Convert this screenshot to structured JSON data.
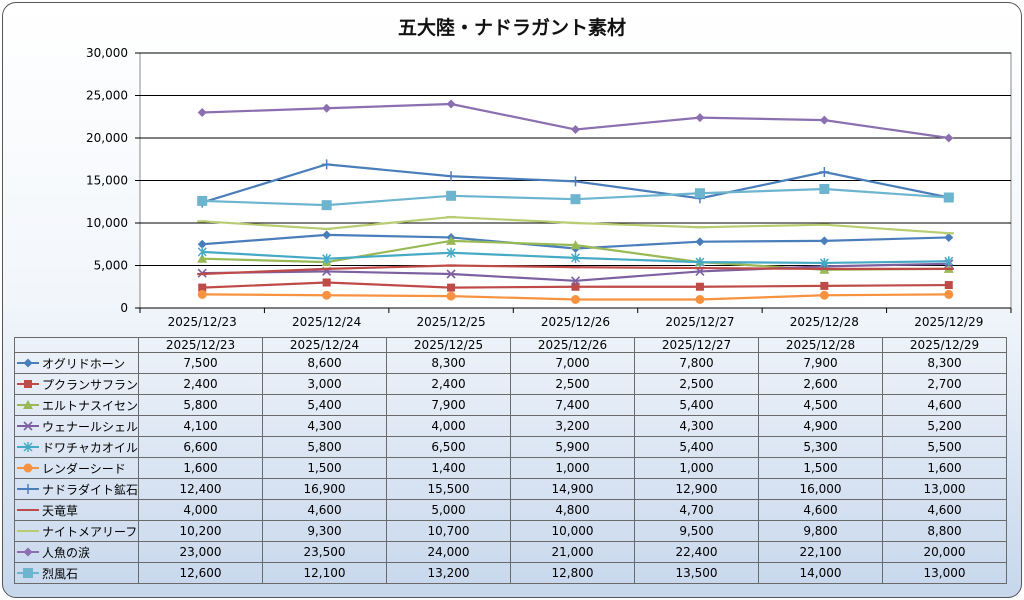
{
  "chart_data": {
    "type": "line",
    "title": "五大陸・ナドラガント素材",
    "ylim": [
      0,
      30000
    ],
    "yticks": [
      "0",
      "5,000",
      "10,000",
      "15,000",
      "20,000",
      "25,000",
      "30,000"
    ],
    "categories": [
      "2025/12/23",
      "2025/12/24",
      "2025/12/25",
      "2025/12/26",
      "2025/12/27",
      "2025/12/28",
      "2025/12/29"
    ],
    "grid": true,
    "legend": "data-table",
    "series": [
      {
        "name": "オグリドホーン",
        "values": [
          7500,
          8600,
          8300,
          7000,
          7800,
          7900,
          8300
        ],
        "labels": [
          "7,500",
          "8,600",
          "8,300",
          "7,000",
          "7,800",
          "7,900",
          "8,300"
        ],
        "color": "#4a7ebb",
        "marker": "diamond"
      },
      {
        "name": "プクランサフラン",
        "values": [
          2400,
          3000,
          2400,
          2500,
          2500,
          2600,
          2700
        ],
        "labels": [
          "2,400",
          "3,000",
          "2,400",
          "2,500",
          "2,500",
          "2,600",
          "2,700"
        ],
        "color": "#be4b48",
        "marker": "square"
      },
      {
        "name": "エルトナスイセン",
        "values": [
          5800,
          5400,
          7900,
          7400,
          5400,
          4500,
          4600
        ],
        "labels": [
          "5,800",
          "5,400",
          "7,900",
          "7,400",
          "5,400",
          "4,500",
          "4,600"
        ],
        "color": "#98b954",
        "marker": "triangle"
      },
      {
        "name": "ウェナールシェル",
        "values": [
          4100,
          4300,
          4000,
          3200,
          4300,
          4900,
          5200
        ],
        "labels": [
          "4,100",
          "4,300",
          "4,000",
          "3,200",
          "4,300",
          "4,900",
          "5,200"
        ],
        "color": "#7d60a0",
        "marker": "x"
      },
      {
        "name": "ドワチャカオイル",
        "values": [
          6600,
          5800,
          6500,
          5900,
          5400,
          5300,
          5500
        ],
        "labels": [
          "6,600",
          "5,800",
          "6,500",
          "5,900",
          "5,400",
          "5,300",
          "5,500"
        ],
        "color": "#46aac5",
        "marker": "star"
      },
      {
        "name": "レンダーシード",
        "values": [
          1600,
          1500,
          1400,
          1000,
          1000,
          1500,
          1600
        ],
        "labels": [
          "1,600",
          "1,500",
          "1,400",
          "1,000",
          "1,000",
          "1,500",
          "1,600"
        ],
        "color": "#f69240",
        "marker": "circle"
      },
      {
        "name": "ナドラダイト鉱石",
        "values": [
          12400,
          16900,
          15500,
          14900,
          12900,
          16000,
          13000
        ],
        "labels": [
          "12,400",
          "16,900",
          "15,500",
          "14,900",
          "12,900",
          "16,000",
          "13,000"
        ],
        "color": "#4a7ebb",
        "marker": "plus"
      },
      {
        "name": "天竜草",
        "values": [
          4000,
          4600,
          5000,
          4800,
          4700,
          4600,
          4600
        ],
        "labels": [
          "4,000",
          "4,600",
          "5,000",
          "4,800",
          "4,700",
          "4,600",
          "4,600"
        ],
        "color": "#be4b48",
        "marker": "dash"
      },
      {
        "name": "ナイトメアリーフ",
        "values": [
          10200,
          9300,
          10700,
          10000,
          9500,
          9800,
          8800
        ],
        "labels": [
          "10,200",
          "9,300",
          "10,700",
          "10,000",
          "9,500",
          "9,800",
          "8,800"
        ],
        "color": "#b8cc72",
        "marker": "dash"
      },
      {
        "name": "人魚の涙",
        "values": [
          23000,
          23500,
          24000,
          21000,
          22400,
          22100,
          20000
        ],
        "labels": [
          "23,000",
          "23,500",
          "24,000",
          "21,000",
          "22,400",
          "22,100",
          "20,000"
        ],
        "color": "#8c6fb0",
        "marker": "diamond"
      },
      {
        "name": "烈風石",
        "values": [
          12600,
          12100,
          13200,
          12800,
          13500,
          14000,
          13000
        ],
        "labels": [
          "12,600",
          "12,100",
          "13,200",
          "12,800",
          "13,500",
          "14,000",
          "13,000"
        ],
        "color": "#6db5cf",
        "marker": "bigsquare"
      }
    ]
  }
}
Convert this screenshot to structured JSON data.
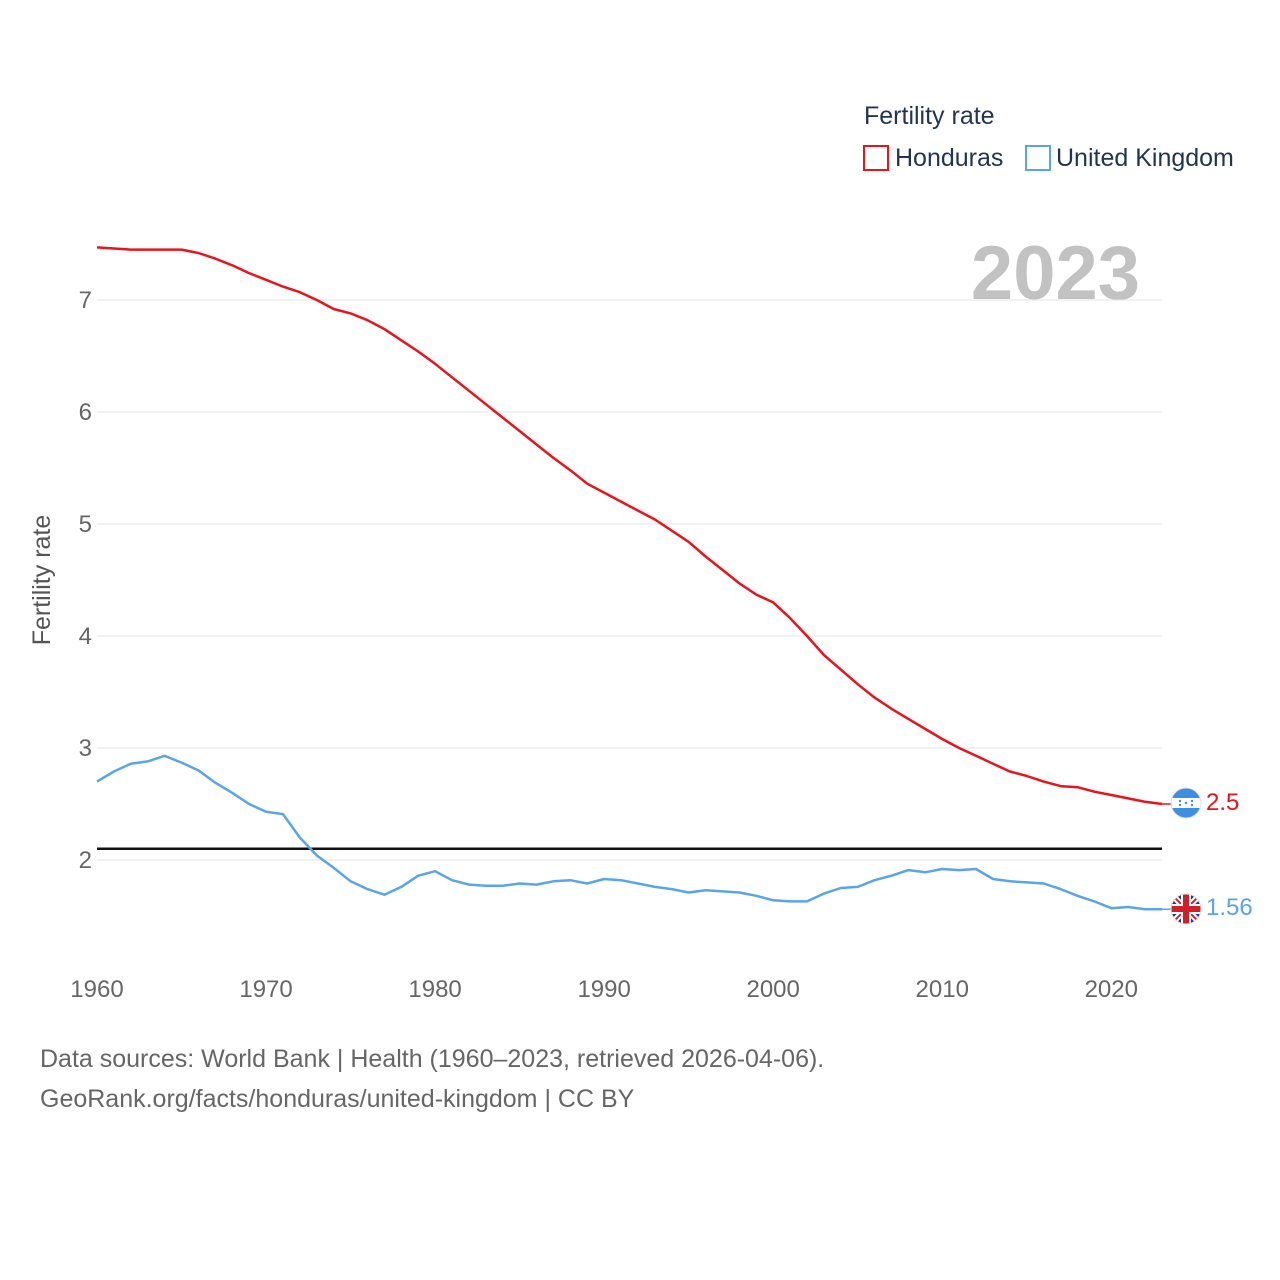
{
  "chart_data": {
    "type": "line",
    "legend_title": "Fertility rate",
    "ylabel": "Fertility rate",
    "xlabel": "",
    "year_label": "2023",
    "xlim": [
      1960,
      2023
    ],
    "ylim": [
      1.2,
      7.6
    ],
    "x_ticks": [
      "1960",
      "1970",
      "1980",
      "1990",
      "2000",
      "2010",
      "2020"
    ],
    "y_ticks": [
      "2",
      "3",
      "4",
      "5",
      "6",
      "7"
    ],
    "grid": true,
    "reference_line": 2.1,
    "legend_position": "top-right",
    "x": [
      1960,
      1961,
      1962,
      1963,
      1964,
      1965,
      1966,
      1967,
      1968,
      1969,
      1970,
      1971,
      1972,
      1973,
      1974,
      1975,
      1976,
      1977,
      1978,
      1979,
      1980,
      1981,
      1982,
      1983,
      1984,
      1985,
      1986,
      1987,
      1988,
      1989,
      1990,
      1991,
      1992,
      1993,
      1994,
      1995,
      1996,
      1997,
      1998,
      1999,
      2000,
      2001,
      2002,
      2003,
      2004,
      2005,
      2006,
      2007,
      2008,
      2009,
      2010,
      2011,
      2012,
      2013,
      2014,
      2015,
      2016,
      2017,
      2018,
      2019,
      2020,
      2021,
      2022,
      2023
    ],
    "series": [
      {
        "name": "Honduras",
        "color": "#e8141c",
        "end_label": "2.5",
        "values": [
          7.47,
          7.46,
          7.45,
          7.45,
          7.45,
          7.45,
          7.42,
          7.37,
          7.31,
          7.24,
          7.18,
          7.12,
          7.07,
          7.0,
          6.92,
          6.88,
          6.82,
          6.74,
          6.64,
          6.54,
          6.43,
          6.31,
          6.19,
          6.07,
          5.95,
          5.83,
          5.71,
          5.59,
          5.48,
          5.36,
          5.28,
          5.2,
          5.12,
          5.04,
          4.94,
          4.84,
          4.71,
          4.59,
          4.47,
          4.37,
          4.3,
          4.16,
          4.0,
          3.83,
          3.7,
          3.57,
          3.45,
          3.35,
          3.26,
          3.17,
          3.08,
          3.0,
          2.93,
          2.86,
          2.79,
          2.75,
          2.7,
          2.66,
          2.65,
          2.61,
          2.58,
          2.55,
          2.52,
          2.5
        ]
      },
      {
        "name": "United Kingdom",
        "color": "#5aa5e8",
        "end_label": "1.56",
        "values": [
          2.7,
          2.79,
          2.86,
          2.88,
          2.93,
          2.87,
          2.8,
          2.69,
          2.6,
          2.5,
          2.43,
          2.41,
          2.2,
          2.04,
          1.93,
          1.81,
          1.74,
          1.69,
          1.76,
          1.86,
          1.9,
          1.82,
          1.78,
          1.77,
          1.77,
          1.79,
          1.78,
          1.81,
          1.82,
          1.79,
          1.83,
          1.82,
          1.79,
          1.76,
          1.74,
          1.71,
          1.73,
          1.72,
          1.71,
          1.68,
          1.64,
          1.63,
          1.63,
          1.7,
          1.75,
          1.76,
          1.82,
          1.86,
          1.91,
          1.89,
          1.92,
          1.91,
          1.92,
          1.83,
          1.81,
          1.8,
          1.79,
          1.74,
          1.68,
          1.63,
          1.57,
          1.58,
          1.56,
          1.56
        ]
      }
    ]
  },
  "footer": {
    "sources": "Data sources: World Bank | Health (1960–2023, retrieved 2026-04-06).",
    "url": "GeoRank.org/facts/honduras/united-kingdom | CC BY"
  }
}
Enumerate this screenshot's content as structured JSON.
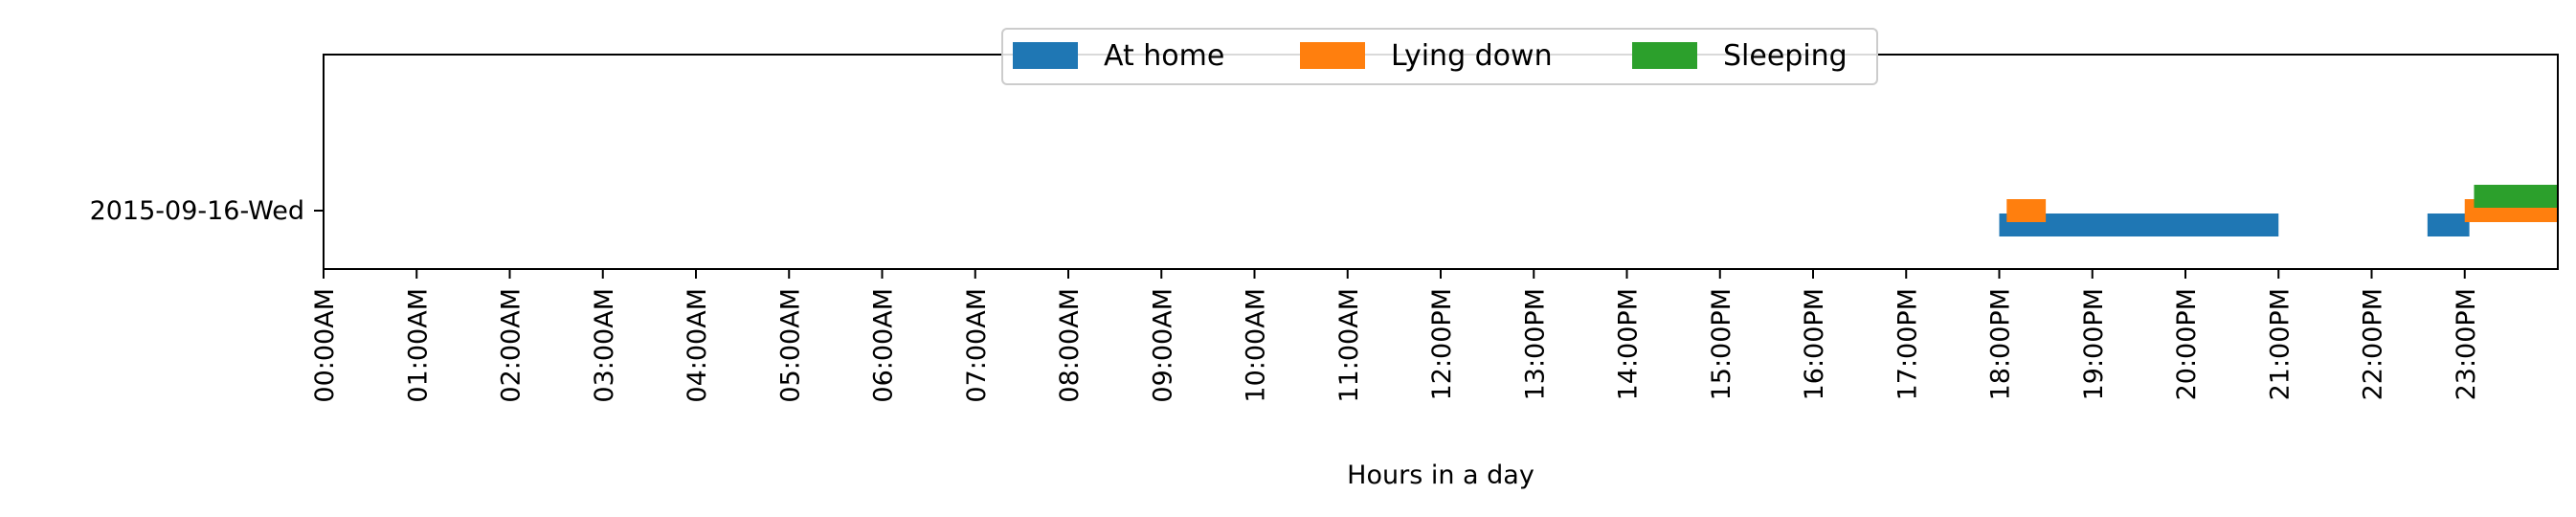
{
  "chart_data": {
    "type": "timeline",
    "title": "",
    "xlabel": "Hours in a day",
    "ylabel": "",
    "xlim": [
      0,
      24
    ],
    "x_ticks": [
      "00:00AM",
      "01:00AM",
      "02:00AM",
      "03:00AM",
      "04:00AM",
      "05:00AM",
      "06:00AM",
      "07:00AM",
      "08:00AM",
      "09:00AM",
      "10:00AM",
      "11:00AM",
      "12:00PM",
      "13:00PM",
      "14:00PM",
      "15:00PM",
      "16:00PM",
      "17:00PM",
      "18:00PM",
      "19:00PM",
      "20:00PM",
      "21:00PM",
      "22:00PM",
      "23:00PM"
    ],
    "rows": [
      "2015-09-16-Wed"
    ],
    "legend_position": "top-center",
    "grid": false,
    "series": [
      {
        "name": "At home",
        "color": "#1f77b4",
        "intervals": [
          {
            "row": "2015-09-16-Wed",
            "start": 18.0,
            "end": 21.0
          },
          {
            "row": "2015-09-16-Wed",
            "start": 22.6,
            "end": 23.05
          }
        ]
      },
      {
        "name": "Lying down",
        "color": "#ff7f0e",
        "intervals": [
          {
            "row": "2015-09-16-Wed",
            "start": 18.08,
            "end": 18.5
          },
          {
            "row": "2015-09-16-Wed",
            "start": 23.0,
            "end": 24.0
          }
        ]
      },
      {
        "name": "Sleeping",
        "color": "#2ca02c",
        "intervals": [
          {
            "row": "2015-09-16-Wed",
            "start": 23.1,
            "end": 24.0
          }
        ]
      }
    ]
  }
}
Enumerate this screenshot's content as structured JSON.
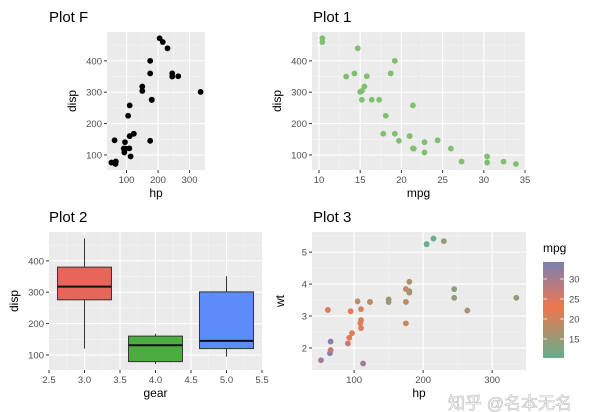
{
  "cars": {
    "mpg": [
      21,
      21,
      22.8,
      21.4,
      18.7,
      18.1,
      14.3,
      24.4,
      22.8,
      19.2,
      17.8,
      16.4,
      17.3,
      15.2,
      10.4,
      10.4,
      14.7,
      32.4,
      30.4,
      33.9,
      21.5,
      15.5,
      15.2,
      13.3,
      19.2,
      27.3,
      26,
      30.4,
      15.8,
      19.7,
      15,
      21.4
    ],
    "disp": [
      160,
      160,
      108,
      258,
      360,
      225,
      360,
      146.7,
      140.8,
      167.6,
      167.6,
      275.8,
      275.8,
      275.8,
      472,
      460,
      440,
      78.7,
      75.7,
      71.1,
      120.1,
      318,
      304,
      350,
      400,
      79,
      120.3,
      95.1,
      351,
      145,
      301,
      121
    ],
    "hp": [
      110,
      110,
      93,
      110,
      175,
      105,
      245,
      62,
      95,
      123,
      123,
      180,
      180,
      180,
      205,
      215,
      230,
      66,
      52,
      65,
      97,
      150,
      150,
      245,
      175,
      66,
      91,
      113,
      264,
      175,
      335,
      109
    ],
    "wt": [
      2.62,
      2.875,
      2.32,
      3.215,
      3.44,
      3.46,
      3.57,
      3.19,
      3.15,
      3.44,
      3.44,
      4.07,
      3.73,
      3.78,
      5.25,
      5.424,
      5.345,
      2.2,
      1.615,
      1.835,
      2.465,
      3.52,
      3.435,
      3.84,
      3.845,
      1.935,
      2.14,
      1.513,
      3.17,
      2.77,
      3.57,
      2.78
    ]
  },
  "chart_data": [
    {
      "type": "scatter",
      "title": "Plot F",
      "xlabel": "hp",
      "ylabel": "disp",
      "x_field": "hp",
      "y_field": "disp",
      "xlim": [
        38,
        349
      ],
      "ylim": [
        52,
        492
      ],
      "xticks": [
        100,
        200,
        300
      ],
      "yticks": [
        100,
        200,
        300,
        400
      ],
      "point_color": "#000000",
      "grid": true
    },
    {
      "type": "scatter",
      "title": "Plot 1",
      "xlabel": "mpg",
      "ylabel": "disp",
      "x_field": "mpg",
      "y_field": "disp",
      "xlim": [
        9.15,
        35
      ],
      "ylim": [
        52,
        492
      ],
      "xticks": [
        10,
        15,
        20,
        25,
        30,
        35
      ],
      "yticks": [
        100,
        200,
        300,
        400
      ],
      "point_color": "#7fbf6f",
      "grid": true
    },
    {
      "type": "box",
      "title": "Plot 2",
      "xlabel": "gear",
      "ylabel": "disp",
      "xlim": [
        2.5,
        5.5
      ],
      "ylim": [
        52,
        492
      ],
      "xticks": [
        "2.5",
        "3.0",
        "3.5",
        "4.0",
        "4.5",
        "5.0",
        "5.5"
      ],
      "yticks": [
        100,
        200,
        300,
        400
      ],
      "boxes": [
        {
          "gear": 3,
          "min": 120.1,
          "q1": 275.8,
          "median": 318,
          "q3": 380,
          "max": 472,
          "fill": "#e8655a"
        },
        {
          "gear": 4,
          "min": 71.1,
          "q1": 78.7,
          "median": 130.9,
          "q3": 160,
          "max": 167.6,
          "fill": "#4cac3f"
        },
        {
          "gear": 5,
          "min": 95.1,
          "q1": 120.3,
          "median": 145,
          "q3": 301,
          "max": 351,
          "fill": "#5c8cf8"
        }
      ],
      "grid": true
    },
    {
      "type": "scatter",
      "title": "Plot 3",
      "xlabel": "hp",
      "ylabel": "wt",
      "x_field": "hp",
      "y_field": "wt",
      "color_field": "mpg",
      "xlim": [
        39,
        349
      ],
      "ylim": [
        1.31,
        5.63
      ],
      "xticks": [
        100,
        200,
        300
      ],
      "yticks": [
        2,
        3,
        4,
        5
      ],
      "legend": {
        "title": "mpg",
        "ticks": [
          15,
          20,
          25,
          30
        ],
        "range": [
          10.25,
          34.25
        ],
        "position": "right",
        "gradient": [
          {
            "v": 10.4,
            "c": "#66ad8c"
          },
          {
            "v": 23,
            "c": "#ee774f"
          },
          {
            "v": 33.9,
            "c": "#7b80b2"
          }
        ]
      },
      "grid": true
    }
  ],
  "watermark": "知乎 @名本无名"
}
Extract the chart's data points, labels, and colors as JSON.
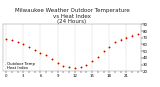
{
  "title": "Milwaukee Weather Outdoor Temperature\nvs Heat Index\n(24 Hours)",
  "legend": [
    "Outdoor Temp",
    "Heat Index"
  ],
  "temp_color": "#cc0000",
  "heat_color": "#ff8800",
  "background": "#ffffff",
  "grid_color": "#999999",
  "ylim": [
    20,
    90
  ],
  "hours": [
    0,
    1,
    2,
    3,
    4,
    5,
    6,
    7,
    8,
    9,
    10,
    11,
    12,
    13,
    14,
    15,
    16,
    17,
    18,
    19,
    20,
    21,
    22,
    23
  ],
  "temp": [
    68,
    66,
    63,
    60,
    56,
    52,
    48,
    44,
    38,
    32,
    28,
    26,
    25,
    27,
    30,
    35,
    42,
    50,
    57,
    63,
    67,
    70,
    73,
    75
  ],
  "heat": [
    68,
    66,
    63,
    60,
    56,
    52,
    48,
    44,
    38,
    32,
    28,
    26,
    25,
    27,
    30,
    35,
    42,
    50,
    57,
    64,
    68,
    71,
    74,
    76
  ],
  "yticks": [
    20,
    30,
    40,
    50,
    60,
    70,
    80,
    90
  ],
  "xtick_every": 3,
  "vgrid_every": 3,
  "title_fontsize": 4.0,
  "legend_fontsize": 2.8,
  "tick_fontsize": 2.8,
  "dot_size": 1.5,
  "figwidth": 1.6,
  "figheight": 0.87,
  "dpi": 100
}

___

▶ **What the exercise asks**
Check each line of the entries above for the word "xlabel". List the ones that have it.

▶ **Full response**
    "xlabel": "",
    "xlabel": "Hours in a day",
      "xlabel": "hp",
      "xlabel": "mpg",
      "xlabel": "gear",
      "xlabel": "hp",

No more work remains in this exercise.